Short exercise :: Pull each line containing "AFFECTS" out of the data and copy it.

---

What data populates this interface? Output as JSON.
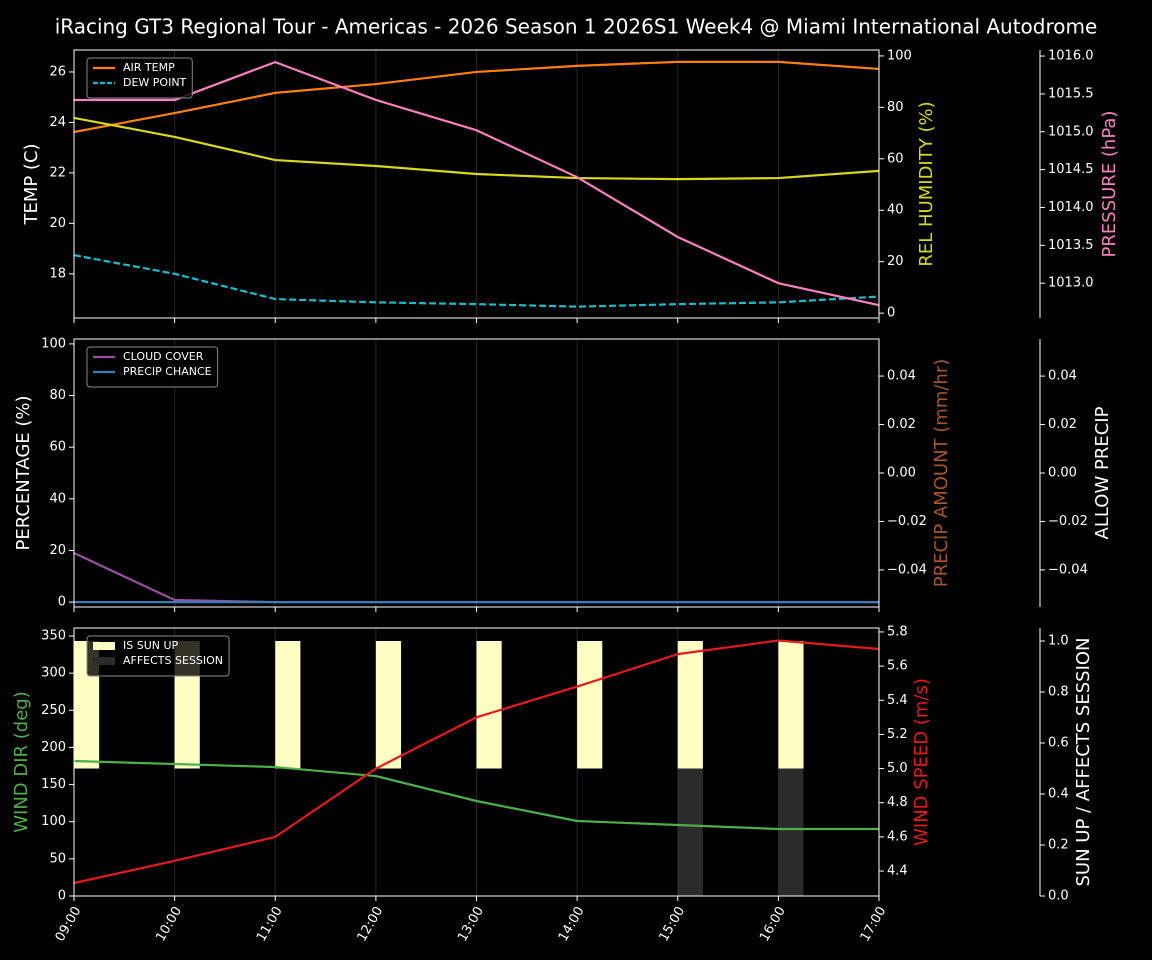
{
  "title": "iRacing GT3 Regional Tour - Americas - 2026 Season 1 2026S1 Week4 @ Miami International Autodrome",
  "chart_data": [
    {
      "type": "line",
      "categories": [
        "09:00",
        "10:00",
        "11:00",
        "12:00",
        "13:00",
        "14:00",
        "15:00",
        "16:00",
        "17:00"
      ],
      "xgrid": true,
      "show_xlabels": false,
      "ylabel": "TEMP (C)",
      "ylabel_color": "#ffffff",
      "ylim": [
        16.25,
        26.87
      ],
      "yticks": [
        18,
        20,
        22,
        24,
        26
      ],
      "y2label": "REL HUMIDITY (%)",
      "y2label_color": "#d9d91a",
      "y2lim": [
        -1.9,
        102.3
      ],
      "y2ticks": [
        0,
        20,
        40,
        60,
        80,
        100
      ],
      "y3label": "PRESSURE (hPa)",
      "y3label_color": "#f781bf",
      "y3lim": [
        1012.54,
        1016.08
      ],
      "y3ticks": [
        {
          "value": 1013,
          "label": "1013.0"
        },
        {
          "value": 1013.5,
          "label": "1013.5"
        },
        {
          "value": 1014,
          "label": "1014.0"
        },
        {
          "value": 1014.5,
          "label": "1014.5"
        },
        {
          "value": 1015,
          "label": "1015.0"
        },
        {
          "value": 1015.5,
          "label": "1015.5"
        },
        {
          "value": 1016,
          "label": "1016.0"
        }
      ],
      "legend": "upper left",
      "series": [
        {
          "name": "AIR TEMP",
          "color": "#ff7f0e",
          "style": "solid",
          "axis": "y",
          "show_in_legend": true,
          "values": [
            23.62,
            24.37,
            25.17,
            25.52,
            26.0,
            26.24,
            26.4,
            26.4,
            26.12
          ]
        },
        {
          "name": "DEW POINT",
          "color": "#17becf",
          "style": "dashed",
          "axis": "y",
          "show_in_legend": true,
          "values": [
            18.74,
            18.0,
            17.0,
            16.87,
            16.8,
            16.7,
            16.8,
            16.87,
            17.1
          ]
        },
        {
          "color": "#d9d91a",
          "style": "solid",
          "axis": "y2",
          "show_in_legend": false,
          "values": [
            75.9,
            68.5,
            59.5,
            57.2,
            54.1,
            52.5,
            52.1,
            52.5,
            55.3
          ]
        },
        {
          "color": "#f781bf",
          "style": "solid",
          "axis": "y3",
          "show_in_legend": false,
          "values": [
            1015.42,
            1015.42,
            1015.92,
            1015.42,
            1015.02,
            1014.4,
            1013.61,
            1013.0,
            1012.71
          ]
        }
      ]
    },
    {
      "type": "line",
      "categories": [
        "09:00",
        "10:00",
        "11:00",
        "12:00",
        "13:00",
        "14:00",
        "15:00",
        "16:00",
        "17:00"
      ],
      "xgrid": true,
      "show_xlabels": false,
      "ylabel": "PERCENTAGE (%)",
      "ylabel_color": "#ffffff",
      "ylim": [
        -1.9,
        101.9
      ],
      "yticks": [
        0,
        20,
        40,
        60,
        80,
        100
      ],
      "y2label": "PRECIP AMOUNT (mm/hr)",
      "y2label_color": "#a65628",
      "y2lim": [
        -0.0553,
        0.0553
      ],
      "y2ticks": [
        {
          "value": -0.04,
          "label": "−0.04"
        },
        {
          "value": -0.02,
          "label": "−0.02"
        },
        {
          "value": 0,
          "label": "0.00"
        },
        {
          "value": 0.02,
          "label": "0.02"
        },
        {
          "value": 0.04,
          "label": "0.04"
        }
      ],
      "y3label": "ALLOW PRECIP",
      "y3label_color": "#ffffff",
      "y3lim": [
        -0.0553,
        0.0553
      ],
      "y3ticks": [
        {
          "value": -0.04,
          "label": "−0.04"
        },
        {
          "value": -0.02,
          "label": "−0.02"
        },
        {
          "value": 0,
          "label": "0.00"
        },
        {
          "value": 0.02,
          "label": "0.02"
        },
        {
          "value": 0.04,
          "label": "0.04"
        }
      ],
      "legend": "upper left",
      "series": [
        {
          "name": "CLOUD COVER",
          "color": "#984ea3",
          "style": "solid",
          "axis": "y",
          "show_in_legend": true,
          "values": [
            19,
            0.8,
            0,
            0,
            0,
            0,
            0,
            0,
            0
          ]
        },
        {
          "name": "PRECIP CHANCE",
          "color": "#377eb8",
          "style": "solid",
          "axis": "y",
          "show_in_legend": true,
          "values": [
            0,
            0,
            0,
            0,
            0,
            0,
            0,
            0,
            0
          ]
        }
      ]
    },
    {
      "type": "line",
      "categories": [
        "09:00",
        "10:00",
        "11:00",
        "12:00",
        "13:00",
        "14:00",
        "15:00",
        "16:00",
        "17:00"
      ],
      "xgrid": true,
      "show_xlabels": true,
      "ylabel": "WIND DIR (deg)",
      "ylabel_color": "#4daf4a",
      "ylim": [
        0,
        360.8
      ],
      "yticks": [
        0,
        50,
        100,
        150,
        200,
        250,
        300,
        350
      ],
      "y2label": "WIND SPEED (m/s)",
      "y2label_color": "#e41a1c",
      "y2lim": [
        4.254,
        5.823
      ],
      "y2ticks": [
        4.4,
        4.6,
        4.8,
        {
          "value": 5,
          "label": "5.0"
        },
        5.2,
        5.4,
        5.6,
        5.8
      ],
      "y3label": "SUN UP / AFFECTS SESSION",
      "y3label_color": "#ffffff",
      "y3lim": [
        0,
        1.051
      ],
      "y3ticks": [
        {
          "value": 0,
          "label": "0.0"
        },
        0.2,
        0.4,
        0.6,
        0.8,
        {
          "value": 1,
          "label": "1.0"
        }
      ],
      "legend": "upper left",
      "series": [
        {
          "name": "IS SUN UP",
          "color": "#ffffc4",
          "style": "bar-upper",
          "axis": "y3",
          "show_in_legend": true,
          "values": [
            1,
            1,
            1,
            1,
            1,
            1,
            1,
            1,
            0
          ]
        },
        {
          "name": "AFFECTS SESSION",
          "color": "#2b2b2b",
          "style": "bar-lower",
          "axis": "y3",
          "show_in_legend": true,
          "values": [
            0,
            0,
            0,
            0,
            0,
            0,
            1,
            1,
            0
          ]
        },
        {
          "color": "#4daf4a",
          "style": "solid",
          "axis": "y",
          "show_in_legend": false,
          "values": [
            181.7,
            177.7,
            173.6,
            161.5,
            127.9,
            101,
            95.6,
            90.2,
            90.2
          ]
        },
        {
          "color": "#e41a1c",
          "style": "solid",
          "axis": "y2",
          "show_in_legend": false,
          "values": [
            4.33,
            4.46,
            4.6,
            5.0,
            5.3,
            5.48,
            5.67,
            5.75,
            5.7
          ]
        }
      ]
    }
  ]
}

---

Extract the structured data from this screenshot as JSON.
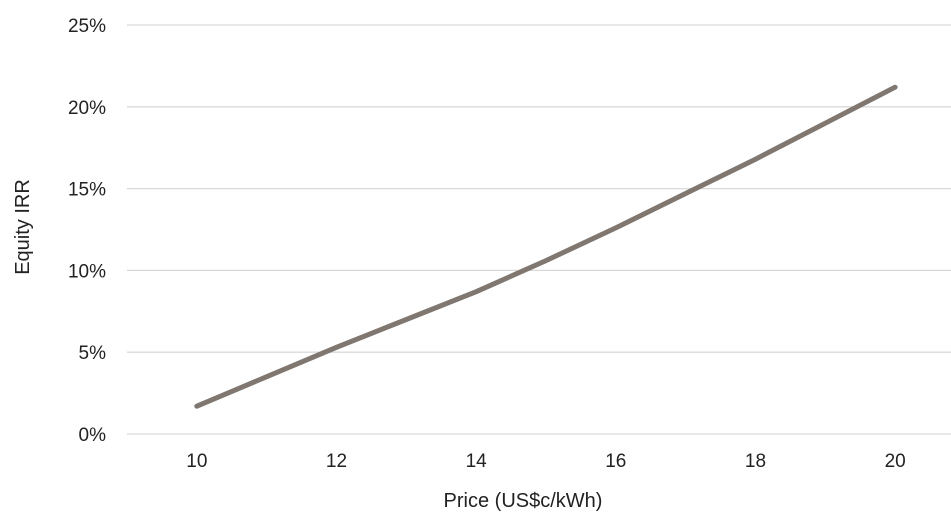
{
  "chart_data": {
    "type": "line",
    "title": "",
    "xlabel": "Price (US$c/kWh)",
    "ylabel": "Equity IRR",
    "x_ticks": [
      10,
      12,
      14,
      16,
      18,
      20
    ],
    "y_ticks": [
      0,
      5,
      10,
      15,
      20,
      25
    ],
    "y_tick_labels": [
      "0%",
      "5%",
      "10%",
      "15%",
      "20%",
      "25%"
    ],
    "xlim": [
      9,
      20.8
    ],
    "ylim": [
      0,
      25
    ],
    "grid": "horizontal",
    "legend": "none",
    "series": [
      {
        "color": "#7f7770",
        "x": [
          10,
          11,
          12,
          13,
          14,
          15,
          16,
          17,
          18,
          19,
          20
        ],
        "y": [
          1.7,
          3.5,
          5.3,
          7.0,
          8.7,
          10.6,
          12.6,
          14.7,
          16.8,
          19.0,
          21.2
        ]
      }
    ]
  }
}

---

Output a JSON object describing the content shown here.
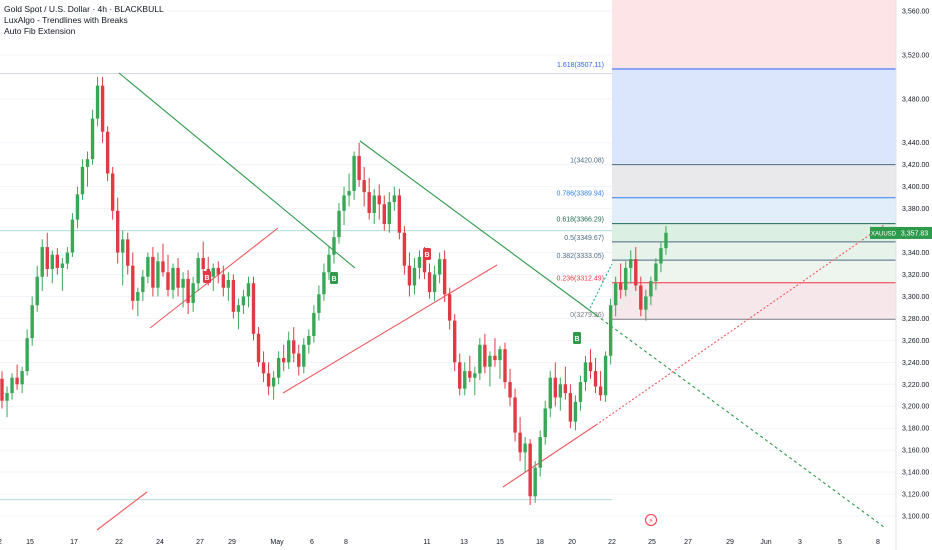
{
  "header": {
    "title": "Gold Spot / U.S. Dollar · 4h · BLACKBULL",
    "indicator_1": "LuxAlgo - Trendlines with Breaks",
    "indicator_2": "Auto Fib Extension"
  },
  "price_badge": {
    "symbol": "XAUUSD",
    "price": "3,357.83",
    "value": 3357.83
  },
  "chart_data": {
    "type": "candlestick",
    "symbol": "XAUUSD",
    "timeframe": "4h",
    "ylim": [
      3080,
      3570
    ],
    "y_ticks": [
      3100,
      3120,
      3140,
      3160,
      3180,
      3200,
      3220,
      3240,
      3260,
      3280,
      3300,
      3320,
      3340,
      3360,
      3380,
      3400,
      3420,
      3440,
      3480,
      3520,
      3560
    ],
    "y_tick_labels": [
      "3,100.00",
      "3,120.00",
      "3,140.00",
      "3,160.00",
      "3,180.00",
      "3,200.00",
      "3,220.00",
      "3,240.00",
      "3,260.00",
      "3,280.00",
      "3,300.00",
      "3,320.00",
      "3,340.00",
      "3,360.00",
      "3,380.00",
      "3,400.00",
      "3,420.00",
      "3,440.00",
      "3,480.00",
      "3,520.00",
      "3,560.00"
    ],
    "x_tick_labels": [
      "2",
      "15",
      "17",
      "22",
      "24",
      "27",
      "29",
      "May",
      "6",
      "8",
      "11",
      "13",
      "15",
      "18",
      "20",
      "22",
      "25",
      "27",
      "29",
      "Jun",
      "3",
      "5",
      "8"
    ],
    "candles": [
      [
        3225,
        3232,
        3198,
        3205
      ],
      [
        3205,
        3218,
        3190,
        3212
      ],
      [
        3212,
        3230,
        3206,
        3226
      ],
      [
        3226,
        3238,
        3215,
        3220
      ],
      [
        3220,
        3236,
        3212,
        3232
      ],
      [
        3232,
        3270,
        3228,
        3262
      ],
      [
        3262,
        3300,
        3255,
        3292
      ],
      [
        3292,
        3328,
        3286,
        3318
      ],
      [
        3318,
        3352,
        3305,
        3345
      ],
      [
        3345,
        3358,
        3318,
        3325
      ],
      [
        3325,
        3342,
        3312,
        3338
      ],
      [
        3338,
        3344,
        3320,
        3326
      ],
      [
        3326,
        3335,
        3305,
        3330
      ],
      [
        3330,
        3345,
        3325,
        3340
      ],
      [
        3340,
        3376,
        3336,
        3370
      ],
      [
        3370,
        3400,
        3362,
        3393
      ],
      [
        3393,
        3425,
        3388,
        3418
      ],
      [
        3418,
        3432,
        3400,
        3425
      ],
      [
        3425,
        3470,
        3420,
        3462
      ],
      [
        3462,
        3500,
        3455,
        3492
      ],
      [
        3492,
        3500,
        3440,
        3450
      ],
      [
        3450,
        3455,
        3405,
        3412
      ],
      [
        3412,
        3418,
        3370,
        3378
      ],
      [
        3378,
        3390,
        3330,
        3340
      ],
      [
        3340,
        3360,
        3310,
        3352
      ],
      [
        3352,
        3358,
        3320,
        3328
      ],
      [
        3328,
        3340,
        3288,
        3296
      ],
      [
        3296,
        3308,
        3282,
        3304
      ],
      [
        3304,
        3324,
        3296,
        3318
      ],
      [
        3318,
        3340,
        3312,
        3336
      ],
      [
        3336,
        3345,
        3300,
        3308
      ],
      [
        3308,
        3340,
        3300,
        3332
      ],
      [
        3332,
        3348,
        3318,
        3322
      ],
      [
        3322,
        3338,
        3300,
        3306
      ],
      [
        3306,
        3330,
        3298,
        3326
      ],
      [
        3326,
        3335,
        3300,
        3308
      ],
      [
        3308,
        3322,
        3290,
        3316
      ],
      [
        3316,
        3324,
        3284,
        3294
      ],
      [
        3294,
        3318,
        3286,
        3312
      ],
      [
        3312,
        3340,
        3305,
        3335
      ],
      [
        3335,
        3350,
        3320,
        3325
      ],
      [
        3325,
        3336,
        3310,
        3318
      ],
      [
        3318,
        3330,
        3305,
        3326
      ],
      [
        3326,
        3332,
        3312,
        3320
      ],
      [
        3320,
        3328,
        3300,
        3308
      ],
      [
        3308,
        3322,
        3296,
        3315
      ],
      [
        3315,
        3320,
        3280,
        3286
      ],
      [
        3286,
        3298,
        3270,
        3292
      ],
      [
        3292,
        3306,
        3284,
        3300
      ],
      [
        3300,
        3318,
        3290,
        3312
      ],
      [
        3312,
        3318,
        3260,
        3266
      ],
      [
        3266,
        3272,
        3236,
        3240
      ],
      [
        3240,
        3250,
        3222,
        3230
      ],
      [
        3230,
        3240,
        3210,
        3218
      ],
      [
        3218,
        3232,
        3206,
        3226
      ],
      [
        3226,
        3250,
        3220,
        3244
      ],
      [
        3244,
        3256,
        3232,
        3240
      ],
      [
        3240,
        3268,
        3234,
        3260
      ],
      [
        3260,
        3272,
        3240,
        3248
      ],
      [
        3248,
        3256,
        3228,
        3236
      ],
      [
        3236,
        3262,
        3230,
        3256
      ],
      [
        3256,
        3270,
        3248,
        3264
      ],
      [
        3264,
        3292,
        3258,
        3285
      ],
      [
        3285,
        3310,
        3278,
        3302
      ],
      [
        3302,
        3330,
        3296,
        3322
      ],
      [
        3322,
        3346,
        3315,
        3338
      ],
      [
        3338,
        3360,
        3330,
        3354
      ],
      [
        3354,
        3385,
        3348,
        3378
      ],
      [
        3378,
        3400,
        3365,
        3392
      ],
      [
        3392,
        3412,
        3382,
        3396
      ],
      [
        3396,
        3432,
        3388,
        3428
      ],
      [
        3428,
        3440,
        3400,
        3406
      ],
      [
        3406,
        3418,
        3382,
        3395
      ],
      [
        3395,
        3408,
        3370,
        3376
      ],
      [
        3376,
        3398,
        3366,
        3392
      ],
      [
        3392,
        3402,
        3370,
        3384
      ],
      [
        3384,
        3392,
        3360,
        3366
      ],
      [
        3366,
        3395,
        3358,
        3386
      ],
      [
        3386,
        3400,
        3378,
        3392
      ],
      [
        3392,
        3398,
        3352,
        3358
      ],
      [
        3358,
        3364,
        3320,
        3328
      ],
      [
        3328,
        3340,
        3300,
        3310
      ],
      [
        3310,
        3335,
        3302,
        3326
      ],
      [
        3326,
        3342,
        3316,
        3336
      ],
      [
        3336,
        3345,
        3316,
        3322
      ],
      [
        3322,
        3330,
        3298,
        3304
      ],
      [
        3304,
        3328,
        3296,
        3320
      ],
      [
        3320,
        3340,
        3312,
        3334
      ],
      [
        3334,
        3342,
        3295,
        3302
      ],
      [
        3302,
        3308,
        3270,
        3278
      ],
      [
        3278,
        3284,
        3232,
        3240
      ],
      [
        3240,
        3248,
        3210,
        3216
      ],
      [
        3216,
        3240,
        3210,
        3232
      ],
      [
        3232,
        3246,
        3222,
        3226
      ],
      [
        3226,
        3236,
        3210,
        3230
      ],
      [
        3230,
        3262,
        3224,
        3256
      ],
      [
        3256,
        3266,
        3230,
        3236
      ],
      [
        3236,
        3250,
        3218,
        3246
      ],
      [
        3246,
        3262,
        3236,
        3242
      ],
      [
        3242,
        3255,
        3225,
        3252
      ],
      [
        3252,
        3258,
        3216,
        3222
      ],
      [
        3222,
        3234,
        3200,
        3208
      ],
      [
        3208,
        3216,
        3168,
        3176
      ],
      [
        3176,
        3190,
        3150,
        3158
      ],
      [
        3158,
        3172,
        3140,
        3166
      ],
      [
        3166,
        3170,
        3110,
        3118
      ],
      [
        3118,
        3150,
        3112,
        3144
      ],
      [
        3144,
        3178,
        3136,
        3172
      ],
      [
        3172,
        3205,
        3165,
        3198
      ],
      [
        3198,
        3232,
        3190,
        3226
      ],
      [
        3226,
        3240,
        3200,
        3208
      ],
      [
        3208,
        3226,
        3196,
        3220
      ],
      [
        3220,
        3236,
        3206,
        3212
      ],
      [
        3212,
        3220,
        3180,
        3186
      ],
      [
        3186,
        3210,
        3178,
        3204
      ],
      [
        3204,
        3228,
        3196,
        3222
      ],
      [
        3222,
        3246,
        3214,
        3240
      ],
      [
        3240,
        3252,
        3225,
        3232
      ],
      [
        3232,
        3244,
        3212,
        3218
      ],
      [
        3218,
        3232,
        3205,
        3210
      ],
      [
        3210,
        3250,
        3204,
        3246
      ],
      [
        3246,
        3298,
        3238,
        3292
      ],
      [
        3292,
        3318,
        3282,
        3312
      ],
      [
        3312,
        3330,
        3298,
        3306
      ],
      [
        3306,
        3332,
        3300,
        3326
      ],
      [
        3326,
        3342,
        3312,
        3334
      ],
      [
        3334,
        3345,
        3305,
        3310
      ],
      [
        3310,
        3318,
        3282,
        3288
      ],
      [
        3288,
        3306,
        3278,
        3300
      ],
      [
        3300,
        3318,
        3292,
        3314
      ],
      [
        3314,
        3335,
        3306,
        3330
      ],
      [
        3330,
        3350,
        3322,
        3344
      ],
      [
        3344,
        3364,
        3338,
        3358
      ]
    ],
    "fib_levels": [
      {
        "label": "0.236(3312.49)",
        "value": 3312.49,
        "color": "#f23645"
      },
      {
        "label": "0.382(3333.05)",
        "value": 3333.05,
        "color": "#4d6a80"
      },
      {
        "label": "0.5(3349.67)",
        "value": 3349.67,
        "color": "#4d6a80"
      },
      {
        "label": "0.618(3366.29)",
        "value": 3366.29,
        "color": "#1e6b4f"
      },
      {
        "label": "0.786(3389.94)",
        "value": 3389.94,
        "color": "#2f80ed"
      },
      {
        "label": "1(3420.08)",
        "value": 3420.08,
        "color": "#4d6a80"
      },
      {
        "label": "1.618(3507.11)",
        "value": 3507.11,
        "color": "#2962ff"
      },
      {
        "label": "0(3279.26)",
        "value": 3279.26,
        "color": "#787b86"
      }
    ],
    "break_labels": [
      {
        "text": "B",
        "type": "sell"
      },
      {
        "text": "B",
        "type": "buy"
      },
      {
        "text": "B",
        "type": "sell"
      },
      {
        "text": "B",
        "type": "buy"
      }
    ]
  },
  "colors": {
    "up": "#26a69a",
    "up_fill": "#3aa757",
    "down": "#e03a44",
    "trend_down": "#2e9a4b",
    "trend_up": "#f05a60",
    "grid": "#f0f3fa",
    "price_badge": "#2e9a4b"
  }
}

---

Solution to this task ::
      "y3label": "SUN UP / AFFECTS SESSION",
          "name": "AFFECTS SESSION",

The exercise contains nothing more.